**** Supplied material ****
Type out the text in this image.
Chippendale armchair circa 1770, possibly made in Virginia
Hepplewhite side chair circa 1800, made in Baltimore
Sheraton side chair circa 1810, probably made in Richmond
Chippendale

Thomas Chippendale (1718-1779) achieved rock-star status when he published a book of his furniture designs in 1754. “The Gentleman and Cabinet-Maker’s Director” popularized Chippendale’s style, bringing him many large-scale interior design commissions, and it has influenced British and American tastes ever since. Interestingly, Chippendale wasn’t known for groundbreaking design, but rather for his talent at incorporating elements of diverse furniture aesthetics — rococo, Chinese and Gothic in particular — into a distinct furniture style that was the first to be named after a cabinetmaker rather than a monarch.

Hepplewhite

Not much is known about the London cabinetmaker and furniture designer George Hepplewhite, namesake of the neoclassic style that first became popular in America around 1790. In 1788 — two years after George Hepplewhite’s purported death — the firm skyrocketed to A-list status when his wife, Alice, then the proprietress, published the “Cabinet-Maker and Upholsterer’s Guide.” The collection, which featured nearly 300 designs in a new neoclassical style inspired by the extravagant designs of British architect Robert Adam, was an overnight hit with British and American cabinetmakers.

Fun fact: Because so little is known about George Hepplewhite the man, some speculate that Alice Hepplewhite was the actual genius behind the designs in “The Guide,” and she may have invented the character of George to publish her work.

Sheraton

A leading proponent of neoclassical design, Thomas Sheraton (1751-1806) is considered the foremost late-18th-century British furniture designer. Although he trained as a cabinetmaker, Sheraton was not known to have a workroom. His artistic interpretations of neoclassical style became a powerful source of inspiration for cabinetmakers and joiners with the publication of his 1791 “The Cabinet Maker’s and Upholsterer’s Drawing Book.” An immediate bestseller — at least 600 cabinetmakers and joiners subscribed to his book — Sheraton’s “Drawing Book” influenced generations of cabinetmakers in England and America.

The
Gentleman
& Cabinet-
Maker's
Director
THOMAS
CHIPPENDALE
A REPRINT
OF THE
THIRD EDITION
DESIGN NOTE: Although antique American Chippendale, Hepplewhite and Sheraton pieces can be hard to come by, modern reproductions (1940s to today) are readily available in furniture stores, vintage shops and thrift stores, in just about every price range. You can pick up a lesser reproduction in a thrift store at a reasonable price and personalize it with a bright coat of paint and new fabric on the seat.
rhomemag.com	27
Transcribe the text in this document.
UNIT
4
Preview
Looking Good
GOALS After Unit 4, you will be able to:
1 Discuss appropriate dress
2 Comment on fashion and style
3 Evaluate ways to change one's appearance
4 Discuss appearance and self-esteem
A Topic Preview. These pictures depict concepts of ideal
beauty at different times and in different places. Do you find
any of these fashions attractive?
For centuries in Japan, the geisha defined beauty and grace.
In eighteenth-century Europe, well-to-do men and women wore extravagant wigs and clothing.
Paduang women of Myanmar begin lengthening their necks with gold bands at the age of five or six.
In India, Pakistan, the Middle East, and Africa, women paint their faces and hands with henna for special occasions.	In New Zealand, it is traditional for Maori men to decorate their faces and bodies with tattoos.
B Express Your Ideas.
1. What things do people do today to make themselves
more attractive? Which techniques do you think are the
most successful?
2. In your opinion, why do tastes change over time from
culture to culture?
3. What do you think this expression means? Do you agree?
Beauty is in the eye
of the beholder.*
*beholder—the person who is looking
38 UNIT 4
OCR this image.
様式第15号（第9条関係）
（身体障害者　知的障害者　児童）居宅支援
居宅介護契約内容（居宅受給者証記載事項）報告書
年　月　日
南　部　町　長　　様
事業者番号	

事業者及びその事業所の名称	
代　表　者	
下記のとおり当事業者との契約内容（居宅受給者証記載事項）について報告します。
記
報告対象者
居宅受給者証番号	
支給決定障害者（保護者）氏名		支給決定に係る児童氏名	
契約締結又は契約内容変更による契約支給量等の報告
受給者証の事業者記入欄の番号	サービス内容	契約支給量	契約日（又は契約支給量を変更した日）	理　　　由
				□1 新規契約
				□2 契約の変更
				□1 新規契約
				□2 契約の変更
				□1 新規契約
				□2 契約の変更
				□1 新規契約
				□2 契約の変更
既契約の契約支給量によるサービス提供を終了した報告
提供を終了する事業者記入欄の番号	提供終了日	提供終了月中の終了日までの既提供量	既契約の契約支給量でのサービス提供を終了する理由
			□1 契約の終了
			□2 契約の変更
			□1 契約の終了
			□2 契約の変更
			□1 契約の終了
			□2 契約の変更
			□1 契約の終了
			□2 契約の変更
****
▶ **Request**
Copy all lines above containing the string "居宅受給者証記載事項".

▶ **Output for this exercise**
居宅介護契約内容（居宅受給者証記載事項）報告書
下記のとおり当事業者との契約内容（居宅受給者証記載事項）について報告します。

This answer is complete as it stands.